** START OF Information supplied **

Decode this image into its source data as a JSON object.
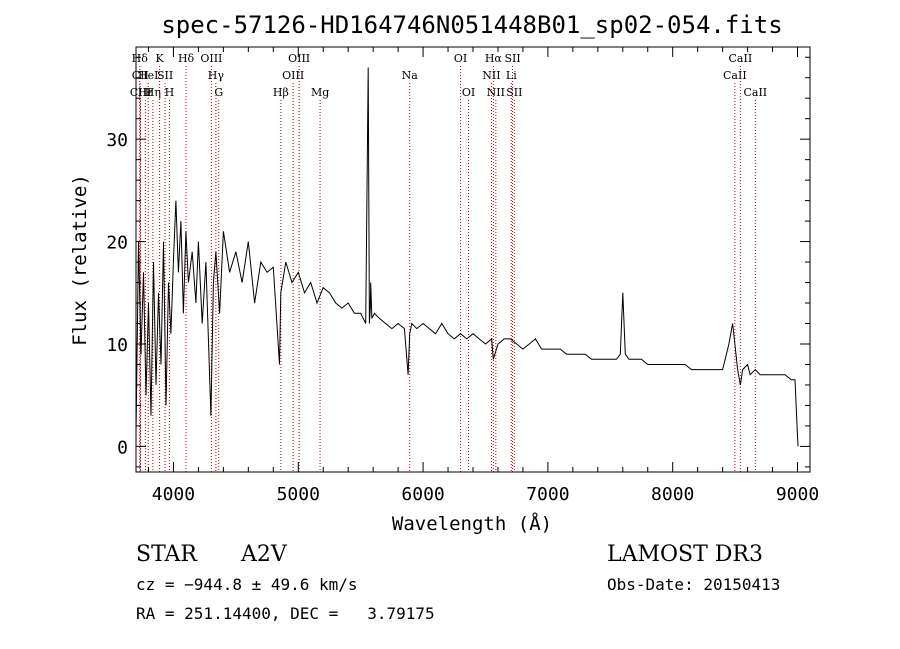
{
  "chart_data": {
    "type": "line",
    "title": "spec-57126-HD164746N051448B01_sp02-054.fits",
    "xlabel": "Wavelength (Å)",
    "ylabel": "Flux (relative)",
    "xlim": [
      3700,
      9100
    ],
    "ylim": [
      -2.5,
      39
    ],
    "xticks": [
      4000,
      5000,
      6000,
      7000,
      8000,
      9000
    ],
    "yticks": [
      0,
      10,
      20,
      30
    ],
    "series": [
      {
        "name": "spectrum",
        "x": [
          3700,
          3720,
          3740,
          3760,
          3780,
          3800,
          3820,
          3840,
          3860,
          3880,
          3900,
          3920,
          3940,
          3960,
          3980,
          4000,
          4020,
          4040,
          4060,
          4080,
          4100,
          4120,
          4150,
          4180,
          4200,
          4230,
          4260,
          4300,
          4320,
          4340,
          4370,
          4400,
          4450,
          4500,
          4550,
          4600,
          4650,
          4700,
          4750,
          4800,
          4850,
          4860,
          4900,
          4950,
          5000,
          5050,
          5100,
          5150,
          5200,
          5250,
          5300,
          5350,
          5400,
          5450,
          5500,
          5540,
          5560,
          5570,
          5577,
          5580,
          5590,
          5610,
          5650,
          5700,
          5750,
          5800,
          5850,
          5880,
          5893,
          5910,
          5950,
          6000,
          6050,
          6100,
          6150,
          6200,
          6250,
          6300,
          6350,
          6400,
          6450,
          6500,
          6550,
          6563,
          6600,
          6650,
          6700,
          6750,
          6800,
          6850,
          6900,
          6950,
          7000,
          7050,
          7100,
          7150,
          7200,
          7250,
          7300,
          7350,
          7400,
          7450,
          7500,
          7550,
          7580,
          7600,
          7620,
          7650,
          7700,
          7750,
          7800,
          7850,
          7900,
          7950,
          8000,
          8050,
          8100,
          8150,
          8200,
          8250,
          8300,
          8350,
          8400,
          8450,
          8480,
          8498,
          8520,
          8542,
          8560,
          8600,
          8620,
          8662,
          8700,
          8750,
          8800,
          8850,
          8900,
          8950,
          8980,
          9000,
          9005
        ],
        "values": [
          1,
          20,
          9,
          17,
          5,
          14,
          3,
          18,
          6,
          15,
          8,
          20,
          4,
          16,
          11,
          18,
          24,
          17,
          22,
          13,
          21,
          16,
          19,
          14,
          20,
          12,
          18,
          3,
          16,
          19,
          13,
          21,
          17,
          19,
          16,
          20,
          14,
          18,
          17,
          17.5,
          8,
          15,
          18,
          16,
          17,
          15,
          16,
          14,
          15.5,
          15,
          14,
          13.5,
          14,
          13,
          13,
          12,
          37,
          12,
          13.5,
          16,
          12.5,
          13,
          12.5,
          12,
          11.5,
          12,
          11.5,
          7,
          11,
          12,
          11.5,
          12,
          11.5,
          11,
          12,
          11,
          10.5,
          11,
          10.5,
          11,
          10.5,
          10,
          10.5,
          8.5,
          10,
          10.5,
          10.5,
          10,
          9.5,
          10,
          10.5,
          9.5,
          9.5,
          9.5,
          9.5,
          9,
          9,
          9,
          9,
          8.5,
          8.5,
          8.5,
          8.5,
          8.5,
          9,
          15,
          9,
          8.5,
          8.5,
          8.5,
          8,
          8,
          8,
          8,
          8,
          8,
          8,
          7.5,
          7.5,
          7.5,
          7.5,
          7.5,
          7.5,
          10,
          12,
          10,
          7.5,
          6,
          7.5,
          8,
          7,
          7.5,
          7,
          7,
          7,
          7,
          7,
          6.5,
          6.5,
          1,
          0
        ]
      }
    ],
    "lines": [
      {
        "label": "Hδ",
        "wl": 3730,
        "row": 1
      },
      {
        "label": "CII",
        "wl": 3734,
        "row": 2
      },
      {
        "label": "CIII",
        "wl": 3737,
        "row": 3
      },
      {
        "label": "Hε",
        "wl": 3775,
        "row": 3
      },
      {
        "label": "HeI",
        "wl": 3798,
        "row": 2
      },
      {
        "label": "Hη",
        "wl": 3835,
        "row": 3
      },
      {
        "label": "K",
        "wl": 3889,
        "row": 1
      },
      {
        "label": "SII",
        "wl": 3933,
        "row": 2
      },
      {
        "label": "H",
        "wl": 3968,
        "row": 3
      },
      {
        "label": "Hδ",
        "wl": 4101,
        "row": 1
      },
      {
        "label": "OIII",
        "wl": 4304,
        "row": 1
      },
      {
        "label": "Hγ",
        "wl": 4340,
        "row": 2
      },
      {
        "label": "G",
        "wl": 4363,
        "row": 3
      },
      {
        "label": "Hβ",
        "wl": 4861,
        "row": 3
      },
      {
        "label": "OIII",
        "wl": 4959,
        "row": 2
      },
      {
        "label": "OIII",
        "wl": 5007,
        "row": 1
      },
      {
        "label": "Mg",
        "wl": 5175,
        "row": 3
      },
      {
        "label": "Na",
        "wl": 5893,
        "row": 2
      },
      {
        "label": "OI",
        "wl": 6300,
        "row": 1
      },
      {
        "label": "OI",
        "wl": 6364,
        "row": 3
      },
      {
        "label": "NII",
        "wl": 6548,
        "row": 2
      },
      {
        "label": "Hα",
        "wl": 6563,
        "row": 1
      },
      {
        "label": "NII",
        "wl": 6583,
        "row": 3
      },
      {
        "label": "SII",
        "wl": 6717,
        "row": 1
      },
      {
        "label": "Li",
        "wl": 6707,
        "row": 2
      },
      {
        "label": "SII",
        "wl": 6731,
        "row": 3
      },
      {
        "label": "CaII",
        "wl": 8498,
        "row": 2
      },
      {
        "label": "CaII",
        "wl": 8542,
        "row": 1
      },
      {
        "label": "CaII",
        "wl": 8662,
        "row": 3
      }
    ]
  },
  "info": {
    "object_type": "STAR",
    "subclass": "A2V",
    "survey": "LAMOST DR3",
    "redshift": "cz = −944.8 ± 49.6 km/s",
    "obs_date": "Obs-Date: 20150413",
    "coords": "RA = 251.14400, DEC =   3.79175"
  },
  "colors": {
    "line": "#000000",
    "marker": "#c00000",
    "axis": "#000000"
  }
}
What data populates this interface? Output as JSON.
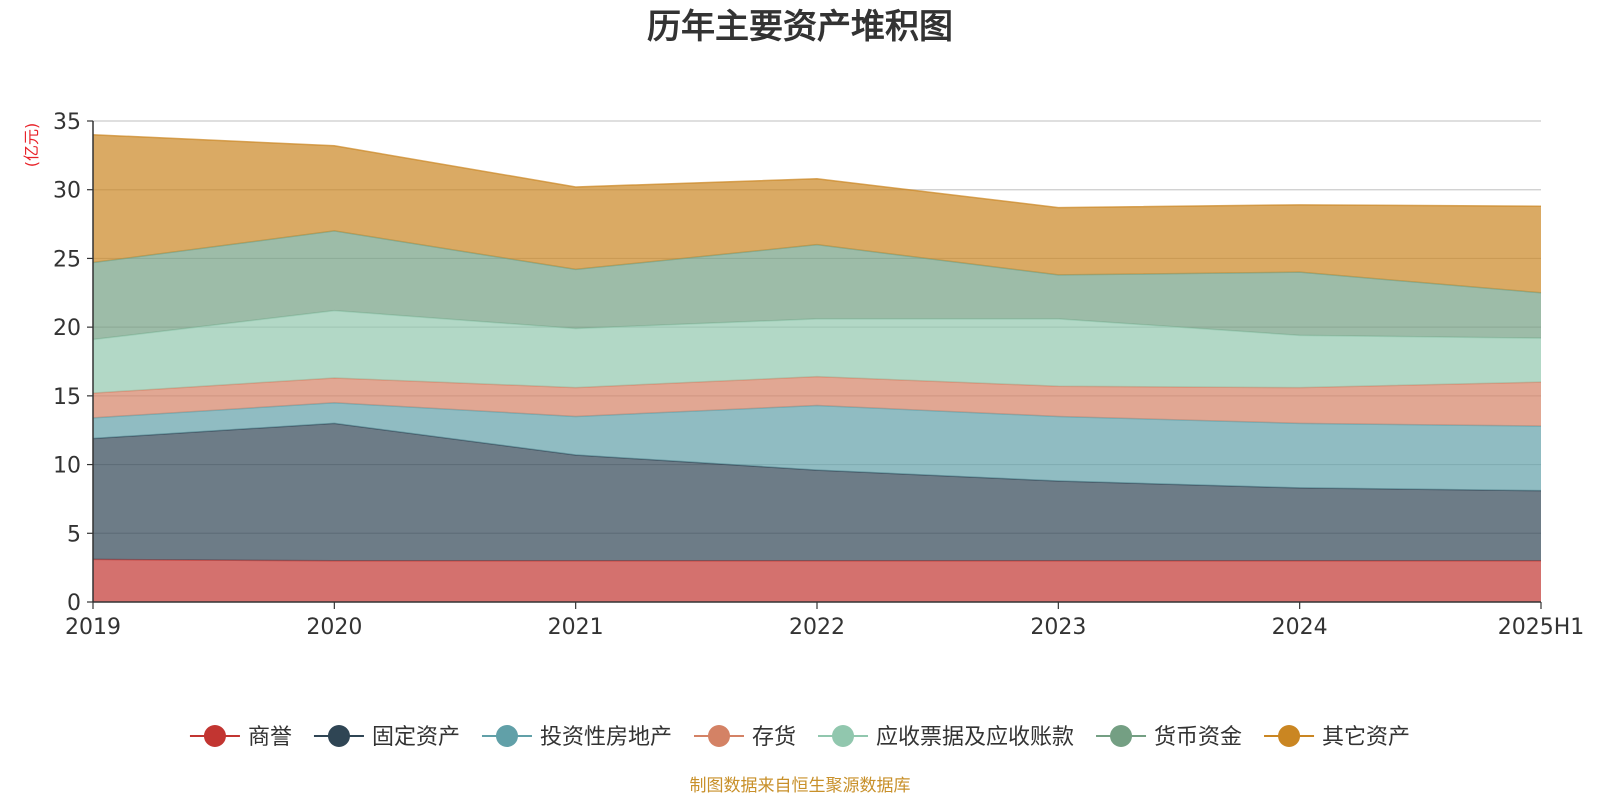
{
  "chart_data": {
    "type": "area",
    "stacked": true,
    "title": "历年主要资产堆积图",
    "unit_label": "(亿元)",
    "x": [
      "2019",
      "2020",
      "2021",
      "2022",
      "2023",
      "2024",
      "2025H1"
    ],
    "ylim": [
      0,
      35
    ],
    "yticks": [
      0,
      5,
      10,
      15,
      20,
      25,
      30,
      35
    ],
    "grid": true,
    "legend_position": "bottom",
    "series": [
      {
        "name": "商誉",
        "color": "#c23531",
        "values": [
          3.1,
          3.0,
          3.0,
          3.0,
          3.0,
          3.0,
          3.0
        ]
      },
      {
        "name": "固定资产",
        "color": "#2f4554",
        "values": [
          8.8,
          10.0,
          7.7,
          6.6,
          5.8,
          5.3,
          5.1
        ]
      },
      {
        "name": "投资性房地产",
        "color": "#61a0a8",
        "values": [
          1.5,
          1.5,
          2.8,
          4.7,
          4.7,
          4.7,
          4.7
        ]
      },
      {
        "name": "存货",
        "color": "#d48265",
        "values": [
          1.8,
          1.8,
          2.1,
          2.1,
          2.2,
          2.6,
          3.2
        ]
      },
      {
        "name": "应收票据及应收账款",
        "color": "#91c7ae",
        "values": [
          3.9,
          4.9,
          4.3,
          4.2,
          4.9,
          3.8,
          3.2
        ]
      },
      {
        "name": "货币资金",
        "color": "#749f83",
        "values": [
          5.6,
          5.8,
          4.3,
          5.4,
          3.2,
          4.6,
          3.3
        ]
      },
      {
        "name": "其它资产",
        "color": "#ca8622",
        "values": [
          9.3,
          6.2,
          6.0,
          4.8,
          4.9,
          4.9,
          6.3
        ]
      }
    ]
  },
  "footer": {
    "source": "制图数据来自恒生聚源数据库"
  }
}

** END OF Information supplied **

* [Instructions to follow] Leave the pictures out, and please copy only the lines from the one with "What data populates" through the end of the listing.

* [Response]
What data populates this interface? Output as JSON.
{
  "chart_data": {
    "type": "area",
    "stacked": true,
    "title": "历年主要资产堆积图",
    "unit_label": "(亿元)",
    "x": [
      "2019",
      "2020",
      "2021",
      "2022",
      "2023",
      "2024",
      "2025H1"
    ],
    "ylim": [
      0,
      35
    ],
    "yticks": [
      0,
      5,
      10,
      15,
      20,
      25,
      30,
      35
    ],
    "grid": true,
    "legend_position": "bottom",
    "series": [
      {
        "name": "商誉",
        "color": "#c23531",
        "values": [
          3.1,
          3.0,
          3.0,
          3.0,
          3.0,
          3.0,
          3.0
        ]
      },
      {
        "name": "固定资产",
        "color": "#2f4554",
        "values": [
          8.8,
          10.0,
          7.7,
          6.6,
          5.8,
          5.3,
          5.1
        ]
      },
      {
        "name": "投资性房地产",
        "color": "#61a0a8",
        "values": [
          1.5,
          1.5,
          2.8,
          4.7,
          4.7,
          4.7,
          4.7
        ]
      },
      {
        "name": "存货",
        "color": "#d48265",
        "values": [
          1.8,
          1.8,
          2.1,
          2.1,
          2.2,
          2.6,
          3.2
        ]
      },
      {
        "name": "应收票据及应收账款",
        "color": "#91c7ae",
        "values": [
          3.9,
          4.9,
          4.3,
          4.2,
          4.9,
          3.8,
          3.2
        ]
      },
      {
        "name": "货币资金",
        "color": "#749f83",
        "values": [
          5.6,
          5.8,
          4.3,
          5.4,
          3.2,
          4.6,
          3.3
        ]
      },
      {
        "name": "其它资产",
        "color": "#ca8622",
        "values": [
          9.3,
          6.2,
          6.0,
          4.8,
          4.9,
          4.9,
          6.3
        ]
      }
    ]
  },
  "footer": {
    "source": "制图数据来自恒生聚源数据库"
  }
}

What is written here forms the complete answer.